Source records>
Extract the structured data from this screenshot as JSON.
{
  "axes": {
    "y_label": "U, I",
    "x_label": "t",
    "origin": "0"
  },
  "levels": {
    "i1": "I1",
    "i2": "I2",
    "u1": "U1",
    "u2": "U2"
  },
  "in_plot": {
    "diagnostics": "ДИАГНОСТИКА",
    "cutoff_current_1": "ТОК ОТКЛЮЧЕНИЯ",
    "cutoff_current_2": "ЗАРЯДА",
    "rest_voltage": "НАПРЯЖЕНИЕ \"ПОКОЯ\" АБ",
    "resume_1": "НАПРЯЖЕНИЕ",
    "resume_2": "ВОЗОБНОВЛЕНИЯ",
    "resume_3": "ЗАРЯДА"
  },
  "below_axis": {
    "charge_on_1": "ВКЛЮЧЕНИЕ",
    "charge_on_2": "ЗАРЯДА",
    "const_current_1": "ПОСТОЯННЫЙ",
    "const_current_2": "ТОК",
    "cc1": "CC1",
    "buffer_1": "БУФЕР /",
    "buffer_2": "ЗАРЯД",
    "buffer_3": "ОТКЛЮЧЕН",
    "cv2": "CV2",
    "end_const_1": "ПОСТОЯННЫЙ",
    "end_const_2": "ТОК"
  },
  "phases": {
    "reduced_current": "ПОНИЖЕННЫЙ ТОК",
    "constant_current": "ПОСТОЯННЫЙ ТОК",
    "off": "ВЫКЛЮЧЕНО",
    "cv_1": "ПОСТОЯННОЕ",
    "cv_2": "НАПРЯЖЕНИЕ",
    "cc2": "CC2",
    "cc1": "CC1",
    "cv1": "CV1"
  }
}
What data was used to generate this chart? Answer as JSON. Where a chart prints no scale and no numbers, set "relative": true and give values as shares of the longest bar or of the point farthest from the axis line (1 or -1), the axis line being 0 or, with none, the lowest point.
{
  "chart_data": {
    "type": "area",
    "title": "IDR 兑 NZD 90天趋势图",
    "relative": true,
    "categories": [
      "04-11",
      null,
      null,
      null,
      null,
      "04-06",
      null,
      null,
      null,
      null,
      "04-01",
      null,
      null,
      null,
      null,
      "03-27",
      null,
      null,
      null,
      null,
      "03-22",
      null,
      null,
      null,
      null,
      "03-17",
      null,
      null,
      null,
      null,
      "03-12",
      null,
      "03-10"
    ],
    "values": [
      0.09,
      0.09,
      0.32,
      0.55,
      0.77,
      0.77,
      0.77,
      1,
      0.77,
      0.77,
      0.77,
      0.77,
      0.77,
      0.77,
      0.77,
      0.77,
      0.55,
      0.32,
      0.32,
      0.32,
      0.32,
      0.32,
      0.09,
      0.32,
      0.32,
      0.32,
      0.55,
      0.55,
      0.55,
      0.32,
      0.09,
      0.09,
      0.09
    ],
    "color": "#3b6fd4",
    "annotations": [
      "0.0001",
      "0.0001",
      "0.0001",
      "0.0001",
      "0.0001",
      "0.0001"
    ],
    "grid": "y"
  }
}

Exercise description>
Recite the full listing above exactly.

The reply>
Extract the structured data from this screenshot as JSON.
{
  "axes": {
    "y_label": "U, I",
    "x_label": "t",
    "origin": "0"
  },
  "levels": {
    "i1": "I1",
    "i2": "I2",
    "u1": "U1",
    "u2": "U2"
  },
  "in_plot": {
    "diagnostics": "ДИАГНОСТИКА",
    "cutoff_current_1": "ТОК ОТКЛЮЧЕНИЯ",
    "cutoff_current_2": "ЗАРЯДА",
    "rest_voltage": "НАПРЯЖЕНИЕ \"ПОКОЯ\" АБ",
    "resume_1": "НАПРЯЖЕНИЕ",
    "resume_2": "ВОЗОБНОВЛЕНИЯ",
    "resume_3": "ЗАРЯДА"
  },
  "below_axis": {
    "charge_on_1": "ВКЛЮЧЕНИЕ",
    "charge_on_2": "ЗАРЯДА",
    "const_current_1": "ПОСТОЯННЫЙ",
    "const_current_2": "ТОК",
    "cc1": "CC1",
    "buffer_1": "БУФЕР /",
    "buffer_2": "ЗАРЯД",
    "buffer_3": "ОТКЛЮЧЕН",
    "cv2": "CV2",
    "end_const_1": "ПОСТОЯННЫЙ",
    "end_const_2": "ТОК"
  },
  "phases": {
    "reduced_current": "ПОНИЖЕННЫЙ ТОК",
    "constant_current": "ПОСТОЯННЫЙ ТОК",
    "off": "ВЫКЛЮЧЕНО",
    "cv_1": "ПОСТОЯННОЕ",
    "cv_2": "НАПРЯЖЕНИЕ",
    "cc2": "CC2",
    "cc1": "CC1",
    "cv1": "CV1"
  }
}
What data was used to generate this chart? Answer as JSON. Where a chart prints no scale and no numbers, set "relative": true and give values as shares of the longest bar or of the point farthest from the axis line (1 or -1), the axis line being 0 or, with none, the lowest point.
{
  "chart_data": {
    "type": "area",
    "title": "IDR 兑 NZD 90天趋势图",
    "relative": true,
    "categories": [
      "04-11",
      null,
      null,
      null,
      null,
      "04-06",
      null,
      null,
      null,
      null,
      "04-01",
      null,
      null,
      null,
      null,
      "03-27",
      null,
      null,
      null,
      null,
      "03-22",
      null,
      null,
      null,
      null,
      "03-17",
      null,
      null,
      null,
      null,
      "03-12",
      null,
      "03-10"
    ],
    "values": [
      0.09,
      0.09,
      0.32,
      0.55,
      0.77,
      0.77,
      0.77,
      1,
      0.77,
      0.77,
      0.77,
      0.77,
      0.77,
      0.77,
      0.77,
      0.77,
      0.55,
      0.32,
      0.32,
      0.32,
      0.32,
      0.32,
      0.09,
      0.32,
      0.32,
      0.32,
      0.55,
      0.55,
      0.55,
      0.32,
      0.09,
      0.09,
      0.09
    ],
    "color": "#3b6fd4",
    "annotations": [
      "0.0001",
      "0.0001",
      "0.0001",
      "0.0001",
      "0.0001",
      "0.0001"
    ],
    "grid": "y"
  }
}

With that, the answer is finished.